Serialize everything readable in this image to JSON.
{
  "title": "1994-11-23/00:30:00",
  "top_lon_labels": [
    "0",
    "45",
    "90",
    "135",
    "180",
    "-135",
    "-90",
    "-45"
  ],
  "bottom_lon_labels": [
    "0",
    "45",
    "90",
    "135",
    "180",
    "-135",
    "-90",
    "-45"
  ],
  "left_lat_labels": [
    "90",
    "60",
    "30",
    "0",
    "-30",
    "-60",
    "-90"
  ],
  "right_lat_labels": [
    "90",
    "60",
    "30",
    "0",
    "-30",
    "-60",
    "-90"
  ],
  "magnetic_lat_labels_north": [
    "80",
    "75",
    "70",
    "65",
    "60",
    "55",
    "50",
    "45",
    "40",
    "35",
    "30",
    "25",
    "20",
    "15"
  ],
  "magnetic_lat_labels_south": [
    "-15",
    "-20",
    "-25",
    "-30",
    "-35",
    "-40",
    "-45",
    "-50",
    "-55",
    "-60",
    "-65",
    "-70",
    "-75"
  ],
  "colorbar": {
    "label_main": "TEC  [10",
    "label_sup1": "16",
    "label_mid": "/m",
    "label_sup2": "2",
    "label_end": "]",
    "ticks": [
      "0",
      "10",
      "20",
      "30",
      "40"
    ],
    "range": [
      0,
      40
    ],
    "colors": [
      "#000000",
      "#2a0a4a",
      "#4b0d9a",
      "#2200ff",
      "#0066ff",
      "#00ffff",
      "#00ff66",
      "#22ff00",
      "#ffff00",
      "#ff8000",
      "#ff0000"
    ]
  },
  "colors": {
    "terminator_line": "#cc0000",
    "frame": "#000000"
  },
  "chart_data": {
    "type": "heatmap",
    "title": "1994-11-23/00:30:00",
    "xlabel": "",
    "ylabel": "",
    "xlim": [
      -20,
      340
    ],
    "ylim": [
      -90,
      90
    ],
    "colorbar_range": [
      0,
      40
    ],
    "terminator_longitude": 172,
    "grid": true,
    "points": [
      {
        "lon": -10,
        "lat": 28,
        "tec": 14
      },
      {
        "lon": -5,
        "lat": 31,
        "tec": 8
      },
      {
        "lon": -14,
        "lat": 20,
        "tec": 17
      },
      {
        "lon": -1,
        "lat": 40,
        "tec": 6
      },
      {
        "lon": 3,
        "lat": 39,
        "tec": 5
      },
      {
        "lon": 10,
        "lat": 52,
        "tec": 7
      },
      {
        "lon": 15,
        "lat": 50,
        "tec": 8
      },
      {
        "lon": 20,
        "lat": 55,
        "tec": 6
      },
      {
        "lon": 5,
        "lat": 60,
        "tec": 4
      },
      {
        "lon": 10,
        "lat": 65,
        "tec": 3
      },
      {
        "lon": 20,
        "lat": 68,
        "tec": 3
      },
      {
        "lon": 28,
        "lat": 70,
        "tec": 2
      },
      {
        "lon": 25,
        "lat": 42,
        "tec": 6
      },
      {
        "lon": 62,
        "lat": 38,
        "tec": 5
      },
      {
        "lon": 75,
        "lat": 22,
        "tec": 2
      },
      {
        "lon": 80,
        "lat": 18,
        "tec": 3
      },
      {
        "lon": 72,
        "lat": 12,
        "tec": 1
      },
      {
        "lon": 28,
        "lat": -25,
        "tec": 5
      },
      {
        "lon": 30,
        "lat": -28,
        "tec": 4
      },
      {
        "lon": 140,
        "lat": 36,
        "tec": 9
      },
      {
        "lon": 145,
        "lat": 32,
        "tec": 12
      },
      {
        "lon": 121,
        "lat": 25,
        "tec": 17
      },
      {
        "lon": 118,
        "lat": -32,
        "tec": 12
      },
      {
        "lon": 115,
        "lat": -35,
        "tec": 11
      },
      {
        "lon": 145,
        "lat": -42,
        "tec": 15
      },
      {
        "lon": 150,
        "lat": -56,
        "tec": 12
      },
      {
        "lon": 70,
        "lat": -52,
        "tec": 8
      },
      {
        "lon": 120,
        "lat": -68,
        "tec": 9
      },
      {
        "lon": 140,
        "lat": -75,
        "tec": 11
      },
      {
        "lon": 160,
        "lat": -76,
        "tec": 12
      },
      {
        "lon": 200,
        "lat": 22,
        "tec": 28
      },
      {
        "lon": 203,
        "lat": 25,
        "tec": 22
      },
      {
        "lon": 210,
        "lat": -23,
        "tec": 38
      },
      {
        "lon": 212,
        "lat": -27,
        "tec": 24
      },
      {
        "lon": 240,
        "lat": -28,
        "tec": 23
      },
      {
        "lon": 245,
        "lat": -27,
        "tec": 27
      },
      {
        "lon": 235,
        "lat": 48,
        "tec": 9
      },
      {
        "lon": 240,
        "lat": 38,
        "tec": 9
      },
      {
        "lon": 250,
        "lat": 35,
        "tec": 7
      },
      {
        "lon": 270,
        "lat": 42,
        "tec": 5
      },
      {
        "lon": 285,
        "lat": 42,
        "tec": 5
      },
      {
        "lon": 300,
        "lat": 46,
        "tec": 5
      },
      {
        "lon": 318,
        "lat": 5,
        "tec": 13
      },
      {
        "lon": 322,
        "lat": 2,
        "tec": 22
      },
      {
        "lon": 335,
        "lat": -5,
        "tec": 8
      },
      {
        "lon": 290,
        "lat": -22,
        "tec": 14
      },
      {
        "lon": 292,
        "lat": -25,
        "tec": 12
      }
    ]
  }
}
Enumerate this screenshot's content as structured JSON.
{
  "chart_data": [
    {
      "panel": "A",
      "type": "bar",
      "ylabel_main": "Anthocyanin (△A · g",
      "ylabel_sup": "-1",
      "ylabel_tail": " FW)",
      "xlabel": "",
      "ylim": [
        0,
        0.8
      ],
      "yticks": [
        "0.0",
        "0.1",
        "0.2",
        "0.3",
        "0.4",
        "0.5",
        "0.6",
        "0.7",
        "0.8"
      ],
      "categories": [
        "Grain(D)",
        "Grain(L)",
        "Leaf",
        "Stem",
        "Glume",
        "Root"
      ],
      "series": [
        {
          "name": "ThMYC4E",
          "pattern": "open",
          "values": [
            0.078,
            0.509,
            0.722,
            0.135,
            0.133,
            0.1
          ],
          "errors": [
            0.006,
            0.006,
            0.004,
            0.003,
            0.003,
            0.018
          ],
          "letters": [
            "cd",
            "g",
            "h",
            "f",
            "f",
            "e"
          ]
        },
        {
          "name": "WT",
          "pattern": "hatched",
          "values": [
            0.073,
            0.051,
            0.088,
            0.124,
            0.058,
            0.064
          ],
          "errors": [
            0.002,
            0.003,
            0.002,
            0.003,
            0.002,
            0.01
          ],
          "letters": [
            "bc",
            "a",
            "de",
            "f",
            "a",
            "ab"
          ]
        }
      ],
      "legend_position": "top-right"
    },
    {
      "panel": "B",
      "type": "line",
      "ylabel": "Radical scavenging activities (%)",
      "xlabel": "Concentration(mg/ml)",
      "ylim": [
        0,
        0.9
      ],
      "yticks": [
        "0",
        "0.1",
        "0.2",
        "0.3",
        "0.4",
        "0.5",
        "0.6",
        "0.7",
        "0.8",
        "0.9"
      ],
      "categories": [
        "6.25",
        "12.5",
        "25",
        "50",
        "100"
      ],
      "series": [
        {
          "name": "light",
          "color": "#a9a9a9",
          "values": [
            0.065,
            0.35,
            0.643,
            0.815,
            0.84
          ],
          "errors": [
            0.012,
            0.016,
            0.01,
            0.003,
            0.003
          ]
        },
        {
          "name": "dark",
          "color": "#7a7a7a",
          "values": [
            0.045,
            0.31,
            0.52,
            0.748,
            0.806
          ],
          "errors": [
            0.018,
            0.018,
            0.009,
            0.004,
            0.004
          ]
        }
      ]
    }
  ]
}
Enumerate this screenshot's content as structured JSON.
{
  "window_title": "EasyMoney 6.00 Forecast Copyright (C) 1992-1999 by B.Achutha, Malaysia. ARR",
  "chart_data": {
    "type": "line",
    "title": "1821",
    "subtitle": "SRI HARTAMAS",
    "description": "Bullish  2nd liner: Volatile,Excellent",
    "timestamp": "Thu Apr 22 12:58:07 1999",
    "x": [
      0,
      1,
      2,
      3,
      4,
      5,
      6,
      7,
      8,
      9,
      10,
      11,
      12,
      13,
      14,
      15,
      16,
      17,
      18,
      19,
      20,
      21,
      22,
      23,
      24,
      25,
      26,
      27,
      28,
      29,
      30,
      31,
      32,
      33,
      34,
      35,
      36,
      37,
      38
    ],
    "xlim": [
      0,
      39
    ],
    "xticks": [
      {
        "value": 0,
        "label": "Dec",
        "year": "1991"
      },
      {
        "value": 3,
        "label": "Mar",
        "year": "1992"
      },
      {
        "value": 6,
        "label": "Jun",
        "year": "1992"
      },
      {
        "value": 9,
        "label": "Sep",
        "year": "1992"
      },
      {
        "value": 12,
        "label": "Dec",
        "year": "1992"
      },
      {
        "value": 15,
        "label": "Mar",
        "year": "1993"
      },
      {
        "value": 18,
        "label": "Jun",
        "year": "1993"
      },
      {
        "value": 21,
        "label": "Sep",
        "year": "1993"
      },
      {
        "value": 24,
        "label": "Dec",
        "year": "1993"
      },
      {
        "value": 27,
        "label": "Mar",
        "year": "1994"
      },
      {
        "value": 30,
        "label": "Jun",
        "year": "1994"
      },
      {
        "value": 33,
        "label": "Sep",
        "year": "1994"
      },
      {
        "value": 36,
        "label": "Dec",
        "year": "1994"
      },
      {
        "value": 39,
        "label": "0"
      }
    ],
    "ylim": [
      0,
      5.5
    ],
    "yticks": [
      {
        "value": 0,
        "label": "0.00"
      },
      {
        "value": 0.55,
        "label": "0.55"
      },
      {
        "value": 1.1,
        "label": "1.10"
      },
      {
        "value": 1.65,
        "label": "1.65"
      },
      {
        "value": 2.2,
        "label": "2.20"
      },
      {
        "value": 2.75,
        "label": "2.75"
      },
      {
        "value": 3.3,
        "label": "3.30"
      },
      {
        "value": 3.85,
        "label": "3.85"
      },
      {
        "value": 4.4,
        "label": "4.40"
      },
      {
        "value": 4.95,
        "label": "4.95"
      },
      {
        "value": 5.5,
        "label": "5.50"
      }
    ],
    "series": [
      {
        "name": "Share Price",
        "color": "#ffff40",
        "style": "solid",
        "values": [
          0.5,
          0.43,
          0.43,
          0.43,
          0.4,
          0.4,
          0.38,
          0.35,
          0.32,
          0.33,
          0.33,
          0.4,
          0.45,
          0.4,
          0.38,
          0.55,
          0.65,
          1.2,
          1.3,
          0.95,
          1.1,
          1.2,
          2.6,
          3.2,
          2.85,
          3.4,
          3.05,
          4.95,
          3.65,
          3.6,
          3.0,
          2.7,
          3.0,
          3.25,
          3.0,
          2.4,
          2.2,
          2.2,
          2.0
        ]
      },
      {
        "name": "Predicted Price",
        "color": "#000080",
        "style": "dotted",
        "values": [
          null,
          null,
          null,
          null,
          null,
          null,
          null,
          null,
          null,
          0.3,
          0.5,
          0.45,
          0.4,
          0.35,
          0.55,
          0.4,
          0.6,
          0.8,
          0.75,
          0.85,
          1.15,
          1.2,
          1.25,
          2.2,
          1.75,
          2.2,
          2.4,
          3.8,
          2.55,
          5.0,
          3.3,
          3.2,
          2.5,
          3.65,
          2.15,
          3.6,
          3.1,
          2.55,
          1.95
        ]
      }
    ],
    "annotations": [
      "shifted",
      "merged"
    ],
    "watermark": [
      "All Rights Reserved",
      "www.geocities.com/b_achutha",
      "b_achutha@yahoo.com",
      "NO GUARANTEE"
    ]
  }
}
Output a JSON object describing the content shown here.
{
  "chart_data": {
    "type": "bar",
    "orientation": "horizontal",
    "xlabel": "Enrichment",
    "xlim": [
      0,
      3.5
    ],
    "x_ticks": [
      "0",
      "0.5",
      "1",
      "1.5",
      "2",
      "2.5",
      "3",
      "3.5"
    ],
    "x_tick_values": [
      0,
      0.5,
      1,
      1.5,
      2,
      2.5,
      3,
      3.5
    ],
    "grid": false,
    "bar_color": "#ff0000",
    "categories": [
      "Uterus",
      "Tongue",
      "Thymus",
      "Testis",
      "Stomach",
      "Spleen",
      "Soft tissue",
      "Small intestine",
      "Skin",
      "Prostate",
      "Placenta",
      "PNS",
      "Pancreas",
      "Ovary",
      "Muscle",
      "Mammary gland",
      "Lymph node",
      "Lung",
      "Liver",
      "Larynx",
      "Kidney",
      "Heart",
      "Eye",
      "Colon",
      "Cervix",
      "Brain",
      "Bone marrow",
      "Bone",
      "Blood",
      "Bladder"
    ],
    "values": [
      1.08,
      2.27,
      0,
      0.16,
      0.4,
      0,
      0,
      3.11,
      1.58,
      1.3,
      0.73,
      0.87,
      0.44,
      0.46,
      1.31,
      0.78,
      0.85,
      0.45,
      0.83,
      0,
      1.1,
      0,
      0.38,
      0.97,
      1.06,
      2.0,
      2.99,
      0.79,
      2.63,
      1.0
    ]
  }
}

————————

GOAL
With the line containing "Output a JSON" as the first and the last line of the records as the final one, print exactly the lines in that span.

ANSWER TO THE EXERCISE
Output a JSON object describing the content shown here.
{
  "chart_data": {
    "type": "bar",
    "orientation": "horizontal",
    "xlabel": "Enrichment",
    "xlim": [
      0,
      3.5
    ],
    "x_ticks": [
      "0",
      "0.5",
      "1",
      "1.5",
      "2",
      "2.5",
      "3",
      "3.5"
    ],
    "x_tick_values": [
      0,
      0.5,
      1,
      1.5,
      2,
      2.5,
      3,
      3.5
    ],
    "grid": false,
    "bar_color": "#ff0000",
    "categories": [
      "Uterus",
      "Tongue",
      "Thymus",
      "Testis",
      "Stomach",
      "Spleen",
      "Soft tissue",
      "Small intestine",
      "Skin",
      "Prostate",
      "Placenta",
      "PNS",
      "Pancreas",
      "Ovary",
      "Muscle",
      "Mammary gland",
      "Lymph node",
      "Lung",
      "Liver",
      "Larynx",
      "Kidney",
      "Heart",
      "Eye",
      "Colon",
      "Cervix",
      "Brain",
      "Bone marrow",
      "Bone",
      "Blood",
      "Bladder"
    ],
    "values": [
      1.08,
      2.27,
      0,
      0.16,
      0.4,
      0,
      0,
      3.11,
      1.58,
      1.3,
      0.73,
      0.87,
      0.44,
      0.46,
      1.31,
      0.78,
      0.85,
      0.45,
      0.83,
      0,
      1.1,
      0,
      0.38,
      0.97,
      1.06,
      2.0,
      2.99,
      0.79,
      2.63,
      1.0
    ]
  }
}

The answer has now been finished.